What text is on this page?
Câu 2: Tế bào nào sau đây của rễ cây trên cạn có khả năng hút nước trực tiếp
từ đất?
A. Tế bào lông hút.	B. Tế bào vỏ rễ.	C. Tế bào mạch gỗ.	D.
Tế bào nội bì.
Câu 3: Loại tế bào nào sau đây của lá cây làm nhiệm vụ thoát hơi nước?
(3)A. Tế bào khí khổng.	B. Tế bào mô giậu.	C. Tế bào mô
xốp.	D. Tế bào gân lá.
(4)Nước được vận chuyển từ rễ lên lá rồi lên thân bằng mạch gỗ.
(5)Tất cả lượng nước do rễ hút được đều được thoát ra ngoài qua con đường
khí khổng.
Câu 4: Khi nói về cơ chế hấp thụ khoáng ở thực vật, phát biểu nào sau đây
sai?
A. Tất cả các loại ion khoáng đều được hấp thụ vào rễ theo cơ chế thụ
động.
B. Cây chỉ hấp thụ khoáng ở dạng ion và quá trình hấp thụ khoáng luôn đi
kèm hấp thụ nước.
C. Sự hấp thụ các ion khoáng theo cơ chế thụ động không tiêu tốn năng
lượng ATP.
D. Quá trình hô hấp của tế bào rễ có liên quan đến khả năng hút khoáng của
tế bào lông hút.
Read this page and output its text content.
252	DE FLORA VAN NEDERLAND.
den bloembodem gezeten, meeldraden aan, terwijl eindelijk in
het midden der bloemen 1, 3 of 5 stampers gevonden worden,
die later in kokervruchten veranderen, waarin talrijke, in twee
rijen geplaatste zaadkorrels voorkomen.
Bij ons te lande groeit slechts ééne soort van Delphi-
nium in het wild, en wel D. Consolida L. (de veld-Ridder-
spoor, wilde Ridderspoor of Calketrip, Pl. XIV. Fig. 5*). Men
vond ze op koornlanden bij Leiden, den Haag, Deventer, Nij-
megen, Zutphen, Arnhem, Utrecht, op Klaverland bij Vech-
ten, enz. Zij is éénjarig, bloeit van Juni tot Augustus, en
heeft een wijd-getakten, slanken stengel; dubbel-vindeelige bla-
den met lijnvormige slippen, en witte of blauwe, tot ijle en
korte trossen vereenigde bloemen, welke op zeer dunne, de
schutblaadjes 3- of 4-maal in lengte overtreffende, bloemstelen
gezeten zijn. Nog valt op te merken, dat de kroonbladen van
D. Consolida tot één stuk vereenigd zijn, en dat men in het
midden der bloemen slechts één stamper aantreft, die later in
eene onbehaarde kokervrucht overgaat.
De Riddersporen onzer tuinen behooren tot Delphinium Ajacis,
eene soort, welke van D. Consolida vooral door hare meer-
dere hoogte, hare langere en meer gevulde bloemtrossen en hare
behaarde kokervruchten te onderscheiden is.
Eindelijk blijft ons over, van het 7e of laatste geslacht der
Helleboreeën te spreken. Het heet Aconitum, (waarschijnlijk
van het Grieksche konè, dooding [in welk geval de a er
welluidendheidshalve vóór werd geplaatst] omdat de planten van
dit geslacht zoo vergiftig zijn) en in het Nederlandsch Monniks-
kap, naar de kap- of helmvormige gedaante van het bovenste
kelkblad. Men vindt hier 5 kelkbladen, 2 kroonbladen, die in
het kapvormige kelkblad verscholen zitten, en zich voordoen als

* AIM OF THE EXERCISE
Which lines above contain "kelkblad"? Show each of them.

* WRITTEN REPLY
kelkblad. Men vindt hier 5 kelkbladen, 2 kroonbladen, die in
het kapvormige kelkblad verscholen zitten, en zich voordoen als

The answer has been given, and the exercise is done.